= Problem to work on =
Write the material out again exactly as it stands.

= Data extract =
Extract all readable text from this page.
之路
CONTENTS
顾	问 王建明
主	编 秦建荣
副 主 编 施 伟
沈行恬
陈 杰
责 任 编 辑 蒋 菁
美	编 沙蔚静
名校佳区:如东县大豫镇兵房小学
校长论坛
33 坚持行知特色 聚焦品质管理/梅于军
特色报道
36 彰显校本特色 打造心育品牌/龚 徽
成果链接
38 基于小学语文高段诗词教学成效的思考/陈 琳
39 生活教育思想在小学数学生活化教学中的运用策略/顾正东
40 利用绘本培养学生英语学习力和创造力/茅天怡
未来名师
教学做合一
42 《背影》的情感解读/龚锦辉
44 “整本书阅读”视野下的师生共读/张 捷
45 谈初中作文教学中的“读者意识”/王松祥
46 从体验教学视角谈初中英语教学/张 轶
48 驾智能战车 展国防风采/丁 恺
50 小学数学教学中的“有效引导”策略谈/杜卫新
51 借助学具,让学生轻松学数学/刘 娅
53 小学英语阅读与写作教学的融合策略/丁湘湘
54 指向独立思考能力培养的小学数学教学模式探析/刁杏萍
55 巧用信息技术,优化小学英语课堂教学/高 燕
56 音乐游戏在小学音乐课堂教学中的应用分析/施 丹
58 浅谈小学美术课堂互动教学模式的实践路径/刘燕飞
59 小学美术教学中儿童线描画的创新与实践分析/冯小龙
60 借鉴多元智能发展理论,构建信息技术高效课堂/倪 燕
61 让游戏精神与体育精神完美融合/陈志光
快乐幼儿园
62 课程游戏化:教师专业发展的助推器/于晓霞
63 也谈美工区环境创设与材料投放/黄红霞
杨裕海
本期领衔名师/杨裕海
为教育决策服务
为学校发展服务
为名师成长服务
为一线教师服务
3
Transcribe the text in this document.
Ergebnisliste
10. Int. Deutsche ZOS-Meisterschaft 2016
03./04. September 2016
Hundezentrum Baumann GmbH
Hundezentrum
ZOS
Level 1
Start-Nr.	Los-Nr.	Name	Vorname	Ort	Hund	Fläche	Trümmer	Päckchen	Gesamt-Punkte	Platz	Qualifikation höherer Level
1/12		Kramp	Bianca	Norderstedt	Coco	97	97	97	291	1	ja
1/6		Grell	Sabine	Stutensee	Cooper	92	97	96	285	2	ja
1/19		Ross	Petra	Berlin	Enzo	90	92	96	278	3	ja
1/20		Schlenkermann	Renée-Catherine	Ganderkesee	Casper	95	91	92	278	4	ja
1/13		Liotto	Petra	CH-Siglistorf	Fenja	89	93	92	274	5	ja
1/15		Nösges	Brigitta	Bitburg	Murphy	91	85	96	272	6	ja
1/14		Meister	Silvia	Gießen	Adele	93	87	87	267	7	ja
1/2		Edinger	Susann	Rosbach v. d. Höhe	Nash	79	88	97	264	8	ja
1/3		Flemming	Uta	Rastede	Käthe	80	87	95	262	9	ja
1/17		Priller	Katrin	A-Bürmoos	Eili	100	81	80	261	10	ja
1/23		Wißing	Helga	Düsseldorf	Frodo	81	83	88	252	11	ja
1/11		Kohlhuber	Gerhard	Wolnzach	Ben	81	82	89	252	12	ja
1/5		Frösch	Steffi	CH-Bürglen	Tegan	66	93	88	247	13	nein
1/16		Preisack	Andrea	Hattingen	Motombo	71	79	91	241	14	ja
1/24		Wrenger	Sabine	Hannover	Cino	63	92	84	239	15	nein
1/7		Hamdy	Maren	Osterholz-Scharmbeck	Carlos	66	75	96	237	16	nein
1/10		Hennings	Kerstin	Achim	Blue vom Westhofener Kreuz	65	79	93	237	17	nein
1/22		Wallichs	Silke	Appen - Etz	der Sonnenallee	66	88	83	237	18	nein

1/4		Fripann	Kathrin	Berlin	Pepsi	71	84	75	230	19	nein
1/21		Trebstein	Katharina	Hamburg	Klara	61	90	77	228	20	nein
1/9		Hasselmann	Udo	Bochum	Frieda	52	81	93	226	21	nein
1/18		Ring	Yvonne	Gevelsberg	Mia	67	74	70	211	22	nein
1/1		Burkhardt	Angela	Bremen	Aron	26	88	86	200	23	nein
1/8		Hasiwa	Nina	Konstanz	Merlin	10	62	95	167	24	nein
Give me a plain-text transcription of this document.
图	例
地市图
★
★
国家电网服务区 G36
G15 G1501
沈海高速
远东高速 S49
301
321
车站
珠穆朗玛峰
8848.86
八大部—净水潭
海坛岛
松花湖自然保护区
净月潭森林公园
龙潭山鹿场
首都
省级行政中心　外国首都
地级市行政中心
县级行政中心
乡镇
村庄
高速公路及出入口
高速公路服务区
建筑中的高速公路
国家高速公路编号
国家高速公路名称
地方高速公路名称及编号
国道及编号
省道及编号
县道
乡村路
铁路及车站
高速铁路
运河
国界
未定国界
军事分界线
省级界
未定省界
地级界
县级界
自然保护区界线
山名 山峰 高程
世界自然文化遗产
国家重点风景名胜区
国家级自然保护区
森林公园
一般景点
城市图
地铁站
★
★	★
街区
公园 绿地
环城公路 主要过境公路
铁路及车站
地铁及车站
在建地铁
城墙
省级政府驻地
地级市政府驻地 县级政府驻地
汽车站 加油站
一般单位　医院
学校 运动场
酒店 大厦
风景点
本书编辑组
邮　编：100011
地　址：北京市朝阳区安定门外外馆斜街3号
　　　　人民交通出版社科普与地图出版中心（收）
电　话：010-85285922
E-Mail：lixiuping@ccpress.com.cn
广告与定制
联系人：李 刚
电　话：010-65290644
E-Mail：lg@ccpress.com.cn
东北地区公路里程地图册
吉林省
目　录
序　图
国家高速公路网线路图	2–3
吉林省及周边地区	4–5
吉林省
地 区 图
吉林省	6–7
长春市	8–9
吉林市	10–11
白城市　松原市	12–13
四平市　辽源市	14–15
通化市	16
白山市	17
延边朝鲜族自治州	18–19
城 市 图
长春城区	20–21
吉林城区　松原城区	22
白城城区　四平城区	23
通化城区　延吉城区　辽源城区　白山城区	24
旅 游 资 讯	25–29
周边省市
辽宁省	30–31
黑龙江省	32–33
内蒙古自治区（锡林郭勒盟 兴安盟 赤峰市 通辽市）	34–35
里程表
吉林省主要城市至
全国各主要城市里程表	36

= Problem solution =
Extract all readable text from this page.
之路
CONTENTS
顾	问 王建明
主	编 秦建荣
副 主 编 施 伟
沈行恬
陈 杰
责 任 编 辑 蒋 菁
美	编 沙蔚静
名校佳区:如东县大豫镇兵房小学
校长论坛
33 坚持行知特色 聚焦品质管理/梅于军
特色报道
36 彰显校本特色 打造心育品牌/龚 徽
成果链接
38 基于小学语文高段诗词教学成效的思考/陈 琳
39 生活教育思想在小学数学生活化教学中的运用策略/顾正东
40 利用绘本培养学生英语学习力和创造力/茅天怡
未来名师
教学做合一
42 《背影》的情感解读/龚锦辉
44 “整本书阅读”视野下的师生共读/张 捷
45 谈初中作文教学中的“读者意识”/王松祥
46 从体验教学视角谈初中英语教学/张 轶
48 驾智能战车 展国防风采/丁 恺
50 小学数学教学中的“有效引导”策略谈/杜卫新
51 借助学具,让学生轻松学数学/刘 娅
53 小学英语阅读与写作教学的融合策略/丁湘湘
54 指向独立思考能力培养的小学数学教学模式探析/刁杏萍
55 巧用信息技术,优化小学英语课堂教学/高 燕
56 音乐游戏在小学音乐课堂教学中的应用分析/施 丹
58 浅谈小学美术课堂互动教学模式的实践路径/刘燕飞
59 小学美术教学中儿童线描画的创新与实践分析/冯小龙
60 借鉴多元智能发展理论,构建信息技术高效课堂/倪 燕
61 让游戏精神与体育精神完美融合/陈志光
快乐幼儿园
62 课程游戏化:教师专业发展的助推器/于晓霞
63 也谈美工区环境创设与材料投放/黄红霞
杨裕海
本期领衔名师/杨裕海
为教育决策服务
为学校发展服务
为名师成长服务
为一线教师服务
3
Transcribe the text in this document.
Ergebnisliste
10. Int. Deutsche ZOS-Meisterschaft 2016
03./04. September 2016
Hundezentrum Baumann GmbH
Hundezentrum
ZOS
Level 1
Start-Nr.	Los-Nr.	Name	Vorname	Ort	Hund	Fläche	Trümmer	Päckchen	Gesamt-Punkte	Platz	Qualifikation höherer Level
1/12		Kramp	Bianca	Norderstedt	Coco	97	97	97	291	1	ja
1/6		Grell	Sabine	Stutensee	Cooper	92	97	96	285	2	ja
1/19		Ross	Petra	Berlin	Enzo	90	92	96	278	3	ja
1/20		Schlenkermann	Renée-Catherine	Ganderkesee	Casper	95	91	92	278	4	ja
1/13		Liotto	Petra	CH-Siglistorf	Fenja	89	93	92	274	5	ja
1/15		Nösges	Brigitta	Bitburg	Murphy	91	85	96	272	6	ja
1/14		Meister	Silvia	Gießen	Adele	93	87	87	267	7	ja
1/2		Edinger	Susann	Rosbach v. d. Höhe	Nash	79	88	97	264	8	ja
1/3		Flemming	Uta	Rastede	Käthe	80	87	95	262	9	ja
1/17		Priller	Katrin	A-Bürmoos	Eili	100	81	80	261	10	ja
1/23		Wißing	Helga	Düsseldorf	Frodo	81	83	88	252	11	ja
1/11		Kohlhuber	Gerhard	Wolnzach	Ben	81	82	89	252	12	ja
1/5		Frösch	Steffi	CH-Bürglen	Tegan	66	93	88	247	13	nein
1/16		Preisack	Andrea	Hattingen	Motombo	71	79	91	241	14	ja
1/24		Wrenger	Sabine	Hannover	Cino	63	92	84	239	15	nein
1/7		Hamdy	Maren	Osterholz-Scharmbeck	Carlos	66	75	96	237	16	nein
1/10		Hennings	Kerstin	Achim	Blue vom Westhofener Kreuz	65	79	93	237	17	nein
1/22		Wallichs	Silke	Appen - Etz	der Sonnenallee	66	88	83	237	18	nein

1/4		Fripann	Kathrin	Berlin	Pepsi	71	84	75	230	19	nein
1/21		Trebstein	Katharina	Hamburg	Klara	61	90	77	228	20	nein
1/9		Hasselmann	Udo	Bochum	Frieda	52	81	93	226	21	nein
1/18		Ring	Yvonne	Gevelsberg	Mia	67	74	70	211	22	nein
1/1		Burkhardt	Angela	Bremen	Aron	26	88	86	200	23	nein
1/8		Hasiwa	Nina	Konstanz	Merlin	10	62	95	167	24	nein
Give me a plain-text transcription of this document.
图	例
地市图
★
★
国家电网服务区 G36
G15 G1501
沈海高速
远东高速 S49
301
321
车站
珠穆朗玛峰
8848.86
八大部—净水潭
海坛岛
松花湖自然保护区
净月潭森林公园
龙潭山鹿场
首都
省级行政中心　外国首都
地级市行政中心
县级行政中心
乡镇
村庄
高速公路及出入口
高速公路服务区
建筑中的高速公路
国家高速公路编号
国家高速公路名称
地方高速公路名称及编号
国道及编号
省道及编号
县道
乡村路
铁路及车站
高速铁路
运河
国界
未定国界
军事分界线
省级界
未定省界
地级界
县级界
自然保护区界线
山名 山峰 高程
世界自然文化遗产
国家重点风景名胜区
国家级自然保护区
森林公园
一般景点
城市图
地铁站
★
★	★
街区
公园 绿地
环城公路 主要过境公路
铁路及车站
地铁及车站
在建地铁
城墙
省级政府驻地
地级市政府驻地 县级政府驻地
汽车站 加油站
一般单位　医院
学校 运动场
酒店 大厦
风景点
本书编辑组
邮　编：100011
地　址：北京市朝阳区安定门外外馆斜街3号
　　　　人民交通出版社科普与地图出版中心（收）
电　话：010-85285922
E-Mail：lixiuping@ccpress.com.cn
广告与定制
联系人：李 刚
电　话：010-65290644
E-Mail：lg@ccpress.com.cn
东北地区公路里程地图册
吉林省
目　录
序　图
国家高速公路网线路图	2–3
吉林省及周边地区	4–5
吉林省
地 区 图
吉林省	6–7
长春市	8–9
吉林市	10–11
白城市　松原市	12–13
四平市　辽源市	14–15
通化市	16
白山市	17
延边朝鲜族自治州	18–19
城 市 图
长春城区	20–21
吉林城区　松原城区	22
白城城区　四平城区	23
通化城区　延吉城区　辽源城区　白山城区	24
旅 游 资 讯	25–29
周边省市
辽宁省	30–31
黑龙江省	32–33
内蒙古自治区（锡林郭勒盟 兴安盟 赤峰市 通辽市）	34–35
里程表
吉林省主要城市至
全国各主要城市里程表	36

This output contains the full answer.